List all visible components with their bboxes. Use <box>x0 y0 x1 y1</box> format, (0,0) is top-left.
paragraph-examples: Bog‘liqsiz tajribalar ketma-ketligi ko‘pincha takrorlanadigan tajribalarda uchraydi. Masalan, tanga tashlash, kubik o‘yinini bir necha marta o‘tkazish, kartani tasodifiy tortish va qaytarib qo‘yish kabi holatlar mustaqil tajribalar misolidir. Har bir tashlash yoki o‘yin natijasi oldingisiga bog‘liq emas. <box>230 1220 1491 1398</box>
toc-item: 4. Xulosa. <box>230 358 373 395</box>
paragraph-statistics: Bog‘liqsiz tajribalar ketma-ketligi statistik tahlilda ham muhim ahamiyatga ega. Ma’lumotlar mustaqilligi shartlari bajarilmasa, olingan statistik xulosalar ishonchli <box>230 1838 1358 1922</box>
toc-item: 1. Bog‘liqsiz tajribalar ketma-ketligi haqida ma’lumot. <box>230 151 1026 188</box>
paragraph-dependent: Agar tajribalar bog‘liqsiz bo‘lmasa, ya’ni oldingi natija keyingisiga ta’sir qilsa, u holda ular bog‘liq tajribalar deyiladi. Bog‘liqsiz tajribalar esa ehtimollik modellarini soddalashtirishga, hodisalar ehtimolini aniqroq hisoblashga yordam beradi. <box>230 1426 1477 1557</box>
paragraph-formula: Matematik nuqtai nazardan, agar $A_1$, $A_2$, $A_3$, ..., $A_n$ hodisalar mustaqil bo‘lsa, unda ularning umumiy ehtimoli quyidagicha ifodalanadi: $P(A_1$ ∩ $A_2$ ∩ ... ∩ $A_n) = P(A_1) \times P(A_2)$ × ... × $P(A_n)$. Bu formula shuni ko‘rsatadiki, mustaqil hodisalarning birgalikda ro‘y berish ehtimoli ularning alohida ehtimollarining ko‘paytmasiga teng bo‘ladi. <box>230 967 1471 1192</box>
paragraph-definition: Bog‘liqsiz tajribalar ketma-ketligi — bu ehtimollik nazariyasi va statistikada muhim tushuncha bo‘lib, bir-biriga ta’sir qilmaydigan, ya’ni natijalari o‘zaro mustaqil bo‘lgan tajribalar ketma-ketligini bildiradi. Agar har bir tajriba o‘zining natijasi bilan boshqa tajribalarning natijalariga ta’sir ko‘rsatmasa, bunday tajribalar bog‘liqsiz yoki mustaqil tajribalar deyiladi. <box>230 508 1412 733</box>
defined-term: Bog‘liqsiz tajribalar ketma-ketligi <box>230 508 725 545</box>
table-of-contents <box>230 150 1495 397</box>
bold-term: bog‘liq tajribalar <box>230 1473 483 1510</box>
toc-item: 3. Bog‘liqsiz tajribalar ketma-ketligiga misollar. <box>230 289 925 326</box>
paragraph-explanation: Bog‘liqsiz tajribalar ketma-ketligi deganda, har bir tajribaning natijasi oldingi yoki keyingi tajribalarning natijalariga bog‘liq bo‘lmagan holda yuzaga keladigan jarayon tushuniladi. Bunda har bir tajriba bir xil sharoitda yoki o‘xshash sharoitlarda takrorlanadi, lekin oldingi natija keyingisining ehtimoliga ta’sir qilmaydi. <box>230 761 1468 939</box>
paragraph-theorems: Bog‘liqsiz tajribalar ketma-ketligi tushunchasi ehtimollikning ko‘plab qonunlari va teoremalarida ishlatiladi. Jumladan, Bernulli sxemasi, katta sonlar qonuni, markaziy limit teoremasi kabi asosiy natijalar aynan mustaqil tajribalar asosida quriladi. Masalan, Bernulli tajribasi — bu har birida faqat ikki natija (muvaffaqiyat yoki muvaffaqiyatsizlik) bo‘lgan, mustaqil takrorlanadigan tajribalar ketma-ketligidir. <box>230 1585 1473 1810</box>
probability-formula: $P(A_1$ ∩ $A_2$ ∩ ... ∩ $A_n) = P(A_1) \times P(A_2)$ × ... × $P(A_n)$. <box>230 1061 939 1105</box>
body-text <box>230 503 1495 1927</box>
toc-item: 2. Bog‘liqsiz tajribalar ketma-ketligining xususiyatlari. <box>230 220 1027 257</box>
····················
**WORK INSTRUCTIONS**
Rewrite the lines above with "bog‘liq tajribalar" replaced by "bog‘langan tajribalar" wherever it occurs, and leave everything else as it stands.

**SOLUTION FOR THIS EXERCISE**
List all visible components with their bboxes. Use <box>x0 y0 x1 y1</box> format, (0,0) is top-left.
paragraph-examples: Bog‘liqsiz tajribalar ketma-ketligi ko‘pincha takrorlanadigan tajribalarda uchraydi. Masalan, tanga tashlash, kubik o‘yinini bir necha marta o‘tkazish, kartani tasodifiy tortish va qaytarib qo‘yish kabi holatlar mustaqil tajribalar misolidir. Har bir tashlash yoki o‘yin natijasi oldingisiga bog‘liq emas. <box>230 1220 1491 1398</box>
toc-item: 4. Xulosa. <box>230 358 373 395</box>
paragraph-statistics: Bog‘liqsiz tajribalar ketma-ketligi statistik tahlilda ham muhim ahamiyatga ega. Ma’lumotlar mustaqilligi shartlari bajarilmasa, olingan statistik xulosalar ishonchli <box>230 1838 1358 1922</box>
toc-item: 1. Bog‘liqsiz tajribalar ketma-ketligi haqida ma’lumot. <box>230 151 1026 188</box>
paragraph-dependent: Agar tajribalar bog‘liqsiz bo‘lmasa, ya’ni oldingi natija keyingisiga ta’sir qilsa, u holda ular bog‘langan tajribalar deyiladi. Bog‘liqsiz tajribalar esa ehtimollik modellarini soddalashtirishga, hodisalar ehtimolini aniqroq hisoblashga yordam beradi. <box>230 1426 1477 1557</box>
paragraph-formula: Matematik nuqtai nazardan, agar $A_1$, $A_2$, $A_3$, ..., $A_n$ hodisalar mustaqil bo‘lsa, unda ularning umumiy ehtimoli quyidagicha ifodalanadi: $P(A_1$ ∩ $A_2$ ∩ ... ∩ $A_n) = P(A_1) \times P(A_2)$ × ... × $P(A_n)$. Bu formula shuni ko‘rsatadiki, mustaqil hodisalarning birgalikda ro‘y berish ehtimoli ularning alohida ehtimollarining ko‘paytmasiga teng bo‘ladi. <box>230 967 1471 1192</box>
paragraph-definition: Bog‘liqsiz tajribalar ketma-ketligi — bu ehtimollik nazariyasi va statistikada muhim tushuncha bo‘lib, bir-biriga ta’sir qilmaydigan, ya’ni natijalari o‘zaro mustaqil bo‘lgan tajribalar ketma-ketligini bildiradi. Agar har bir tajriba o‘zining natijasi bilan boshqa tajribalarning natijalariga ta’sir ko‘rsatmasa, bunday tajribalar bog‘liqsiz yoki mustaqil tajribalar deyiladi. <box>230 508 1412 733</box>
defined-term: Bog‘liqsiz tajribalar ketma-ketligi <box>230 508 725 545</box>
table-of-contents <box>230 150 1495 397</box>
bold-term: bog‘langan tajribalar <box>230 1473 483 1510</box>
toc-item: 3. Bog‘liqsiz tajribalar ketma-ketligiga misollar. <box>230 289 925 326</box>
paragraph-explanation: Bog‘liqsiz tajribalar ketma-ketligi deganda, har bir tajribaning natijasi oldingi yoki keyingi tajribalarning natijalariga bog‘liq bo‘lmagan holda yuzaga keladigan jarayon tushuniladi. Bunda har bir tajriba bir xil sharoitda yoki o‘xshash sharoitlarda takrorlanadi, lekin oldingi natija keyingisining ehtimoliga ta’sir qilmaydi. <box>230 761 1468 939</box>
paragraph-theorems: Bog‘liqsiz tajribalar ketma-ketligi tushunchasi ehtimollikning ko‘plab qonunlari va teoremalarida ishlatiladi. Jumladan, Bernulli sxemasi, katta sonlar qonuni, markaziy limit teoremasi kabi asosiy natijalar aynan mustaqil tajribalar asosida quriladi. Masalan, Bernulli tajribasi — bu har birida faqat ikki natija (muvaffaqiyat yoki muvaffaqiyatsizlik) bo‘lgan, mustaqil takrorlanadigan tajribalar ketma-ketligidir. <box>230 1585 1473 1810</box>
probability-formula: $P(A_1$ ∩ $A_2$ ∩ ... ∩ $A_n) = P(A_1) \times P(A_2)$ × ... × $P(A_n)$. <box>230 1061 939 1105</box>
body-text <box>230 503 1495 1927</box>
toc-item: 2. Bog‘liqsiz tajribalar ketma-ketligining xususiyatlari. <box>230 220 1027 257</box>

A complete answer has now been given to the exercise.